▶ Task directions
Output the material word for word. Leave each picture out.

-- Start Supplied records --

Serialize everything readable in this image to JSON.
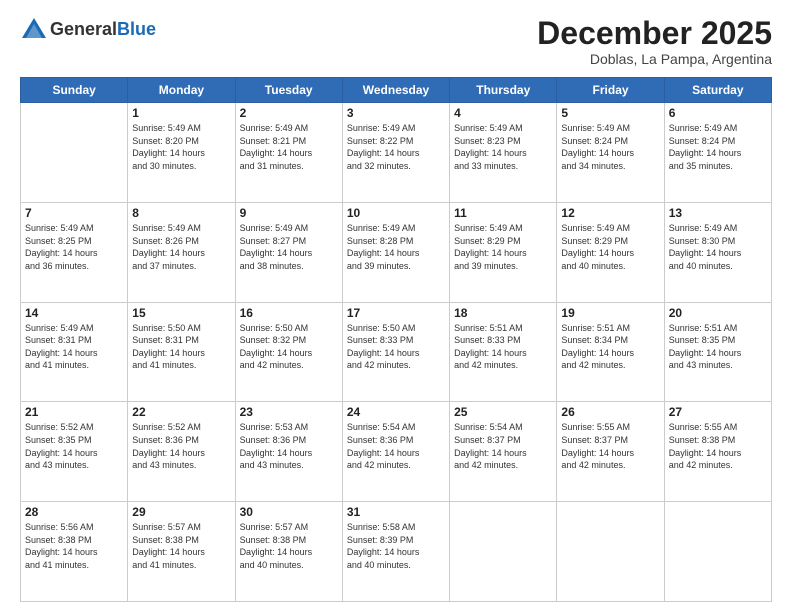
{
  "header": {
    "logo_line1": "General",
    "logo_line2": "Blue",
    "month": "December 2025",
    "location": "Doblas, La Pampa, Argentina"
  },
  "days_of_week": [
    "Sunday",
    "Monday",
    "Tuesday",
    "Wednesday",
    "Thursday",
    "Friday",
    "Saturday"
  ],
  "weeks": [
    [
      {
        "day": "",
        "info": ""
      },
      {
        "day": "1",
        "info": "Sunrise: 5:49 AM\nSunset: 8:20 PM\nDaylight: 14 hours\nand 30 minutes."
      },
      {
        "day": "2",
        "info": "Sunrise: 5:49 AM\nSunset: 8:21 PM\nDaylight: 14 hours\nand 31 minutes."
      },
      {
        "day": "3",
        "info": "Sunrise: 5:49 AM\nSunset: 8:22 PM\nDaylight: 14 hours\nand 32 minutes."
      },
      {
        "day": "4",
        "info": "Sunrise: 5:49 AM\nSunset: 8:23 PM\nDaylight: 14 hours\nand 33 minutes."
      },
      {
        "day": "5",
        "info": "Sunrise: 5:49 AM\nSunset: 8:24 PM\nDaylight: 14 hours\nand 34 minutes."
      },
      {
        "day": "6",
        "info": "Sunrise: 5:49 AM\nSunset: 8:24 PM\nDaylight: 14 hours\nand 35 minutes."
      }
    ],
    [
      {
        "day": "7",
        "info": "Sunrise: 5:49 AM\nSunset: 8:25 PM\nDaylight: 14 hours\nand 36 minutes."
      },
      {
        "day": "8",
        "info": "Sunrise: 5:49 AM\nSunset: 8:26 PM\nDaylight: 14 hours\nand 37 minutes."
      },
      {
        "day": "9",
        "info": "Sunrise: 5:49 AM\nSunset: 8:27 PM\nDaylight: 14 hours\nand 38 minutes."
      },
      {
        "day": "10",
        "info": "Sunrise: 5:49 AM\nSunset: 8:28 PM\nDaylight: 14 hours\nand 39 minutes."
      },
      {
        "day": "11",
        "info": "Sunrise: 5:49 AM\nSunset: 8:29 PM\nDaylight: 14 hours\nand 39 minutes."
      },
      {
        "day": "12",
        "info": "Sunrise: 5:49 AM\nSunset: 8:29 PM\nDaylight: 14 hours\nand 40 minutes."
      },
      {
        "day": "13",
        "info": "Sunrise: 5:49 AM\nSunset: 8:30 PM\nDaylight: 14 hours\nand 40 minutes."
      }
    ],
    [
      {
        "day": "14",
        "info": "Sunrise: 5:49 AM\nSunset: 8:31 PM\nDaylight: 14 hours\nand 41 minutes."
      },
      {
        "day": "15",
        "info": "Sunrise: 5:50 AM\nSunset: 8:31 PM\nDaylight: 14 hours\nand 41 minutes."
      },
      {
        "day": "16",
        "info": "Sunrise: 5:50 AM\nSunset: 8:32 PM\nDaylight: 14 hours\nand 42 minutes."
      },
      {
        "day": "17",
        "info": "Sunrise: 5:50 AM\nSunset: 8:33 PM\nDaylight: 14 hours\nand 42 minutes."
      },
      {
        "day": "18",
        "info": "Sunrise: 5:51 AM\nSunset: 8:33 PM\nDaylight: 14 hours\nand 42 minutes."
      },
      {
        "day": "19",
        "info": "Sunrise: 5:51 AM\nSunset: 8:34 PM\nDaylight: 14 hours\nand 42 minutes."
      },
      {
        "day": "20",
        "info": "Sunrise: 5:51 AM\nSunset: 8:35 PM\nDaylight: 14 hours\nand 43 minutes."
      }
    ],
    [
      {
        "day": "21",
        "info": "Sunrise: 5:52 AM\nSunset: 8:35 PM\nDaylight: 14 hours\nand 43 minutes."
      },
      {
        "day": "22",
        "info": "Sunrise: 5:52 AM\nSunset: 8:36 PM\nDaylight: 14 hours\nand 43 minutes."
      },
      {
        "day": "23",
        "info": "Sunrise: 5:53 AM\nSunset: 8:36 PM\nDaylight: 14 hours\nand 43 minutes."
      },
      {
        "day": "24",
        "info": "Sunrise: 5:54 AM\nSunset: 8:36 PM\nDaylight: 14 hours\nand 42 minutes."
      },
      {
        "day": "25",
        "info": "Sunrise: 5:54 AM\nSunset: 8:37 PM\nDaylight: 14 hours\nand 42 minutes."
      },
      {
        "day": "26",
        "info": "Sunrise: 5:55 AM\nSunset: 8:37 PM\nDaylight: 14 hours\nand 42 minutes."
      },
      {
        "day": "27",
        "info": "Sunrise: 5:55 AM\nSunset: 8:38 PM\nDaylight: 14 hours\nand 42 minutes."
      }
    ],
    [
      {
        "day": "28",
        "info": "Sunrise: 5:56 AM\nSunset: 8:38 PM\nDaylight: 14 hours\nand 41 minutes."
      },
      {
        "day": "29",
        "info": "Sunrise: 5:57 AM\nSunset: 8:38 PM\nDaylight: 14 hours\nand 41 minutes."
      },
      {
        "day": "30",
        "info": "Sunrise: 5:57 AM\nSunset: 8:38 PM\nDaylight: 14 hours\nand 40 minutes."
      },
      {
        "day": "31",
        "info": "Sunrise: 5:58 AM\nSunset: 8:39 PM\nDaylight: 14 hours\nand 40 minutes."
      },
      {
        "day": "",
        "info": ""
      },
      {
        "day": "",
        "info": ""
      },
      {
        "day": "",
        "info": ""
      }
    ]
  ]
}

-- End Supplied records --

▶ Response to this task
Serialize everything readable in this image to JSON.
{
  "header": {
    "logo_line1": "General",
    "logo_line2": "Blue",
    "month": "December 2025",
    "location": "Doblas, La Pampa, Argentina"
  },
  "days_of_week": [
    "Sunday",
    "Monday",
    "Tuesday",
    "Wednesday",
    "Thursday",
    "Friday",
    "Saturday"
  ],
  "weeks": [
    [
      {
        "day": "",
        "info": ""
      },
      {
        "day": "1",
        "info": "Sunrise: 5:49 AM\nSunset: 8:20 PM\nDaylight: 14 hours\nand 30 minutes."
      },
      {
        "day": "2",
        "info": "Sunrise: 5:49 AM\nSunset: 8:21 PM\nDaylight: 14 hours\nand 31 minutes."
      },
      {
        "day": "3",
        "info": "Sunrise: 5:49 AM\nSunset: 8:22 PM\nDaylight: 14 hours\nand 32 minutes."
      },
      {
        "day": "4",
        "info": "Sunrise: 5:49 AM\nSunset: 8:23 PM\nDaylight: 14 hours\nand 33 minutes."
      },
      {
        "day": "5",
        "info": "Sunrise: 5:49 AM\nSunset: 8:24 PM\nDaylight: 14 hours\nand 34 minutes."
      },
      {
        "day": "6",
        "info": "Sunrise: 5:49 AM\nSunset: 8:24 PM\nDaylight: 14 hours\nand 35 minutes."
      }
    ],
    [
      {
        "day": "7",
        "info": "Sunrise: 5:49 AM\nSunset: 8:25 PM\nDaylight: 14 hours\nand 36 minutes."
      },
      {
        "day": "8",
        "info": "Sunrise: 5:49 AM\nSunset: 8:26 PM\nDaylight: 14 hours\nand 37 minutes."
      },
      {
        "day": "9",
        "info": "Sunrise: 5:49 AM\nSunset: 8:27 PM\nDaylight: 14 hours\nand 38 minutes."
      },
      {
        "day": "10",
        "info": "Sunrise: 5:49 AM\nSunset: 8:28 PM\nDaylight: 14 hours\nand 39 minutes."
      },
      {
        "day": "11",
        "info": "Sunrise: 5:49 AM\nSunset: 8:29 PM\nDaylight: 14 hours\nand 39 minutes."
      },
      {
        "day": "12",
        "info": "Sunrise: 5:49 AM\nSunset: 8:29 PM\nDaylight: 14 hours\nand 40 minutes."
      },
      {
        "day": "13",
        "info": "Sunrise: 5:49 AM\nSunset: 8:30 PM\nDaylight: 14 hours\nand 40 minutes."
      }
    ],
    [
      {
        "day": "14",
        "info": "Sunrise: 5:49 AM\nSunset: 8:31 PM\nDaylight: 14 hours\nand 41 minutes."
      },
      {
        "day": "15",
        "info": "Sunrise: 5:50 AM\nSunset: 8:31 PM\nDaylight: 14 hours\nand 41 minutes."
      },
      {
        "day": "16",
        "info": "Sunrise: 5:50 AM\nSunset: 8:32 PM\nDaylight: 14 hours\nand 42 minutes."
      },
      {
        "day": "17",
        "info": "Sunrise: 5:50 AM\nSunset: 8:33 PM\nDaylight: 14 hours\nand 42 minutes."
      },
      {
        "day": "18",
        "info": "Sunrise: 5:51 AM\nSunset: 8:33 PM\nDaylight: 14 hours\nand 42 minutes."
      },
      {
        "day": "19",
        "info": "Sunrise: 5:51 AM\nSunset: 8:34 PM\nDaylight: 14 hours\nand 42 minutes."
      },
      {
        "day": "20",
        "info": "Sunrise: 5:51 AM\nSunset: 8:35 PM\nDaylight: 14 hours\nand 43 minutes."
      }
    ],
    [
      {
        "day": "21",
        "info": "Sunrise: 5:52 AM\nSunset: 8:35 PM\nDaylight: 14 hours\nand 43 minutes."
      },
      {
        "day": "22",
        "info": "Sunrise: 5:52 AM\nSunset: 8:36 PM\nDaylight: 14 hours\nand 43 minutes."
      },
      {
        "day": "23",
        "info": "Sunrise: 5:53 AM\nSunset: 8:36 PM\nDaylight: 14 hours\nand 43 minutes."
      },
      {
        "day": "24",
        "info": "Sunrise: 5:54 AM\nSunset: 8:36 PM\nDaylight: 14 hours\nand 42 minutes."
      },
      {
        "day": "25",
        "info": "Sunrise: 5:54 AM\nSunset: 8:37 PM\nDaylight: 14 hours\nand 42 minutes."
      },
      {
        "day": "26",
        "info": "Sunrise: 5:55 AM\nSunset: 8:37 PM\nDaylight: 14 hours\nand 42 minutes."
      },
      {
        "day": "27",
        "info": "Sunrise: 5:55 AM\nSunset: 8:38 PM\nDaylight: 14 hours\nand 42 minutes."
      }
    ],
    [
      {
        "day": "28",
        "info": "Sunrise: 5:56 AM\nSunset: 8:38 PM\nDaylight: 14 hours\nand 41 minutes."
      },
      {
        "day": "29",
        "info": "Sunrise: 5:57 AM\nSunset: 8:38 PM\nDaylight: 14 hours\nand 41 minutes."
      },
      {
        "day": "30",
        "info": "Sunrise: 5:57 AM\nSunset: 8:38 PM\nDaylight: 14 hours\nand 40 minutes."
      },
      {
        "day": "31",
        "info": "Sunrise: 5:58 AM\nSunset: 8:39 PM\nDaylight: 14 hours\nand 40 minutes."
      },
      {
        "day": "",
        "info": ""
      },
      {
        "day": "",
        "info": ""
      },
      {
        "day": "",
        "info": ""
      }
    ]
  ]
}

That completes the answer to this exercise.